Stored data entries
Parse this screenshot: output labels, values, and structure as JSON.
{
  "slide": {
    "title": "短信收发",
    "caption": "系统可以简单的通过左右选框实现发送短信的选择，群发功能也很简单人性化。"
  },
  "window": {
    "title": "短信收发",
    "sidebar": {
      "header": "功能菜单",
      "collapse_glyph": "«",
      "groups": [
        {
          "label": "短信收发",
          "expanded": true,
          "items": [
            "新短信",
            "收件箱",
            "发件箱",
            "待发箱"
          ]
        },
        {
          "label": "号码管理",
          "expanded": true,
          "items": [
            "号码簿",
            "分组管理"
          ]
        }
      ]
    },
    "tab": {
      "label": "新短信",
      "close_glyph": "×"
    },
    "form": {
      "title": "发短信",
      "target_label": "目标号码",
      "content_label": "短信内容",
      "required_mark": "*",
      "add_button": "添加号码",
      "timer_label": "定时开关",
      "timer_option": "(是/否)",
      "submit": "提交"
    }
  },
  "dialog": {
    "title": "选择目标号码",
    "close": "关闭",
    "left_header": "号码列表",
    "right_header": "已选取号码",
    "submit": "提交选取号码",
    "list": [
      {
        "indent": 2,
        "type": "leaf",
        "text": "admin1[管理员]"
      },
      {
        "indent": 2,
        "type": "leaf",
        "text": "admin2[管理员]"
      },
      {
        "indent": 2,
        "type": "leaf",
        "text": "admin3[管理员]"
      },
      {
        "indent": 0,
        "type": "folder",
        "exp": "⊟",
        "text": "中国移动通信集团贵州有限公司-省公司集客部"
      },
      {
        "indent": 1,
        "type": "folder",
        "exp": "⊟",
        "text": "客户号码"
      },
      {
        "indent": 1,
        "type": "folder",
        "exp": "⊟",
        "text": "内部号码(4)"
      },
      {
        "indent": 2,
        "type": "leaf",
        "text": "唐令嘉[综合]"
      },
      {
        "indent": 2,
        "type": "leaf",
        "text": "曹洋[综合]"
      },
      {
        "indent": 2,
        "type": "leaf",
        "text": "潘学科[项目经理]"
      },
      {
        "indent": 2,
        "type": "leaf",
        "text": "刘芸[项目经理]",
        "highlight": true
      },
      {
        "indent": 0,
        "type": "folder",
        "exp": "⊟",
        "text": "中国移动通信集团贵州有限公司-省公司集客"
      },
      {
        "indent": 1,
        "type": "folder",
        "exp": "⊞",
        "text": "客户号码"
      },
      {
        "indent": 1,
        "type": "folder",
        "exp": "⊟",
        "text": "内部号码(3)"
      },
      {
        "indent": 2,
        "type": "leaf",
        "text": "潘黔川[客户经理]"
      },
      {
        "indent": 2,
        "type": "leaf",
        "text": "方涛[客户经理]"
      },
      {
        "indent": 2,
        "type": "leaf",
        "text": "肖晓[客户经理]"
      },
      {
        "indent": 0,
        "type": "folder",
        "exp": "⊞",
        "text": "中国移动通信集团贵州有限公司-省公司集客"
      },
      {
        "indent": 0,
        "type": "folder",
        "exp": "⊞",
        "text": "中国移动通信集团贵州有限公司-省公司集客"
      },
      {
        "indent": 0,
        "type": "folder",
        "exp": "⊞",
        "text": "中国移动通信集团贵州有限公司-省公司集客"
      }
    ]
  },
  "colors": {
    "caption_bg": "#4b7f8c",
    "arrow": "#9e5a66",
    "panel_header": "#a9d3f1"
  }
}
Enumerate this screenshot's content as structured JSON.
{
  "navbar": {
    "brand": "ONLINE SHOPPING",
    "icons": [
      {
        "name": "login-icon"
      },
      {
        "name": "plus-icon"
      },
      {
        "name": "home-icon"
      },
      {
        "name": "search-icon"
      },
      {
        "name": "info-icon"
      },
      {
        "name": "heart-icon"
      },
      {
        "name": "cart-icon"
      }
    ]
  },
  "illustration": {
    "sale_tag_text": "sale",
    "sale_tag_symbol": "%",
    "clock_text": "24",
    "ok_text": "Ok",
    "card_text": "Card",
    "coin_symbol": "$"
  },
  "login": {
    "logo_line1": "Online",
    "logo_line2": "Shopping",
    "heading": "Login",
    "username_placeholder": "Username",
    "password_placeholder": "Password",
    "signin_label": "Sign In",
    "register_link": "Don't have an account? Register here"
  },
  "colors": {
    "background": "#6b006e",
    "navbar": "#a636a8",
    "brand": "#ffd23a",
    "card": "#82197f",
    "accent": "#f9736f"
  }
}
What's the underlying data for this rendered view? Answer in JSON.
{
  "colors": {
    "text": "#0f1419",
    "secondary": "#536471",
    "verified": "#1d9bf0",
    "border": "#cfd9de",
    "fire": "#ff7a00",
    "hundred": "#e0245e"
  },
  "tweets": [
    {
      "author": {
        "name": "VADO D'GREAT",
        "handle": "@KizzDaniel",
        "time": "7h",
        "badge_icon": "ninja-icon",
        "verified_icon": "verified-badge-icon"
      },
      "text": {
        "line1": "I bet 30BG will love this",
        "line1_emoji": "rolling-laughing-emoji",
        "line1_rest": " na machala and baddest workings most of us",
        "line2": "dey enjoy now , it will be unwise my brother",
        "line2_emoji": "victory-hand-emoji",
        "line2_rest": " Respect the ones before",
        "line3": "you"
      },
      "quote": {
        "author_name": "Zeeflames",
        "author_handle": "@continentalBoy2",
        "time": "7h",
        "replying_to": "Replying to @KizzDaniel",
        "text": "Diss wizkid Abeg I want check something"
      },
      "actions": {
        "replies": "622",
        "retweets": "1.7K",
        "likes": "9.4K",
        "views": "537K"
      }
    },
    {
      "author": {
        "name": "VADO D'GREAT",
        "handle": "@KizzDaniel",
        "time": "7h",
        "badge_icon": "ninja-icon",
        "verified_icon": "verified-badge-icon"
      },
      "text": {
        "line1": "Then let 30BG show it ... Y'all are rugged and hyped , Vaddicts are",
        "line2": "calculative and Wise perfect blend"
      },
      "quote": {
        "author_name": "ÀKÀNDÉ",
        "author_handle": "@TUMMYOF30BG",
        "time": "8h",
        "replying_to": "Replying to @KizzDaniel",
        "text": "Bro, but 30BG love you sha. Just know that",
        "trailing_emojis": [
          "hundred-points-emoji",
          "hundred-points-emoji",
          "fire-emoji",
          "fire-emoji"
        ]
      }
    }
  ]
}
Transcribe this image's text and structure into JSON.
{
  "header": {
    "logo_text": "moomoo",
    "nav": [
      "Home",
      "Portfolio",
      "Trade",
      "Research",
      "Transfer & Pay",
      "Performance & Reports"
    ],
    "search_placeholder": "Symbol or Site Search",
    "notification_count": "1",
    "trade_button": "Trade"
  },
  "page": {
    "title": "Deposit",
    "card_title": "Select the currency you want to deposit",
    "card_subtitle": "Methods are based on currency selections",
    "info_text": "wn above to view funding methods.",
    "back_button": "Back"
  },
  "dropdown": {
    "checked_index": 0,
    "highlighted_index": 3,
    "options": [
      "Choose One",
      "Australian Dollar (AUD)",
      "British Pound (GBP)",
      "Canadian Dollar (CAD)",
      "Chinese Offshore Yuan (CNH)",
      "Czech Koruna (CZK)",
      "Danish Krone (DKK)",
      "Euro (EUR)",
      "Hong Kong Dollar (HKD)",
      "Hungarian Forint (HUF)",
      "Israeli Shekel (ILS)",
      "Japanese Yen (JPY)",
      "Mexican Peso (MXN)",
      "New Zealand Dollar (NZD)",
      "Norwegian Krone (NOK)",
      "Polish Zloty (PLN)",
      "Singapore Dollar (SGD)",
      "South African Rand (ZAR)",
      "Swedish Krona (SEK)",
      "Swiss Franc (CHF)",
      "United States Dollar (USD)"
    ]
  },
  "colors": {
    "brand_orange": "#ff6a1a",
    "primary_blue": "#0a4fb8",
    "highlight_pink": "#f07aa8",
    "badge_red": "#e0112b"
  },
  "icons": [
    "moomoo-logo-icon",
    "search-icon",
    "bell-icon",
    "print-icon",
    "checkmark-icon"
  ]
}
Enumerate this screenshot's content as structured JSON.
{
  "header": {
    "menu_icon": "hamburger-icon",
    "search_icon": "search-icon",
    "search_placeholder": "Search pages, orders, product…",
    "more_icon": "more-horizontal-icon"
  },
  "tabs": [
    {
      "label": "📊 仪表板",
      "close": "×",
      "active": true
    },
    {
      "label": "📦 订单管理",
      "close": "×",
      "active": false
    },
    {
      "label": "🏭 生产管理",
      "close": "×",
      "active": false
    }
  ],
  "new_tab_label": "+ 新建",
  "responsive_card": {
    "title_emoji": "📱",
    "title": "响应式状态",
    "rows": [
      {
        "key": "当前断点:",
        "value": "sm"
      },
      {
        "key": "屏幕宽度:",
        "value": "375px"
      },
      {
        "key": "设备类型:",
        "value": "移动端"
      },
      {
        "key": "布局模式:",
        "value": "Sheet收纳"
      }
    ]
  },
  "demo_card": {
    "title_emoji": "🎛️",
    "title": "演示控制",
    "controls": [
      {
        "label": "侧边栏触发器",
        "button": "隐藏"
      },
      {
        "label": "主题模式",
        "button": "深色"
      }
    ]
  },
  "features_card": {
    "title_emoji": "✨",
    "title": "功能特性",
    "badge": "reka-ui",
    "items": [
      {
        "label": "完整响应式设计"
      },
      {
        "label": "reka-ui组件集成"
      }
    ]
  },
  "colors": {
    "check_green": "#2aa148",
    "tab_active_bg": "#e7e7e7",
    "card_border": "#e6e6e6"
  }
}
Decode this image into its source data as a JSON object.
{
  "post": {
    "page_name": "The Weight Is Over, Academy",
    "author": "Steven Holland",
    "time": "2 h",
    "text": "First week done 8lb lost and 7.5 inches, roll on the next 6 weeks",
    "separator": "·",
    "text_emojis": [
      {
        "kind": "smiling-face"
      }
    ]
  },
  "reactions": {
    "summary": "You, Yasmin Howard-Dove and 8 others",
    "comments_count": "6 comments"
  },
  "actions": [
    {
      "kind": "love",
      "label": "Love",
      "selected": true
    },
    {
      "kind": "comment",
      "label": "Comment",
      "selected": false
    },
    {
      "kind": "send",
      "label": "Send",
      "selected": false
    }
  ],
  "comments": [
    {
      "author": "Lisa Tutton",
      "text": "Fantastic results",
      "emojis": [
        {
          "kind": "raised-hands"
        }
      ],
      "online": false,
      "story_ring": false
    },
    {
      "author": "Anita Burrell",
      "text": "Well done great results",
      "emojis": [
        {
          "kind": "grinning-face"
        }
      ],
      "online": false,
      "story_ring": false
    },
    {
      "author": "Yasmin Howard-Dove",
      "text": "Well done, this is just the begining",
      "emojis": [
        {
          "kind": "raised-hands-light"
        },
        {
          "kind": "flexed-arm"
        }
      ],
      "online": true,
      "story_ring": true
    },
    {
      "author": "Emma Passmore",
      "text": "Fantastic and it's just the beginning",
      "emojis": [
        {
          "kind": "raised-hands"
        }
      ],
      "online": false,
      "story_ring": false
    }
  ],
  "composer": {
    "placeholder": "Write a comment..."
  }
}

- [Exercise brief]: Pick out every line above that contains the word "done" and copy it.

- [In response]:
    "text": "First week done 8lb lost and 7.5 inches, roll on the next 6 weeks",
      "text": "Well done great results",
      "text": "Well done, this is just the begining",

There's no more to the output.